WRITTEN PROBLEM: Spot each line in the records below where the word "support" occurs, then copy it.

Dataset excerpts:
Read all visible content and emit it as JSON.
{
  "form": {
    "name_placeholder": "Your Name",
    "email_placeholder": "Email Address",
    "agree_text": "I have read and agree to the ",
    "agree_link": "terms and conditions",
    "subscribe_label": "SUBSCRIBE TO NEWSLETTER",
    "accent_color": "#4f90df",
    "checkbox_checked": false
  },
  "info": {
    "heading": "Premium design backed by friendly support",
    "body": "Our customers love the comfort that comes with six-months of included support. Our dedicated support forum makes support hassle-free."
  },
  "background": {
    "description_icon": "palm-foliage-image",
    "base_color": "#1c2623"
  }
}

WRITTEN RESPONSE:
    "heading": "Premium design backed by friendly support",
    "body": "Our customers love the comfort that comes with six-months of included support. Our dedicated support forum makes support hassle-free."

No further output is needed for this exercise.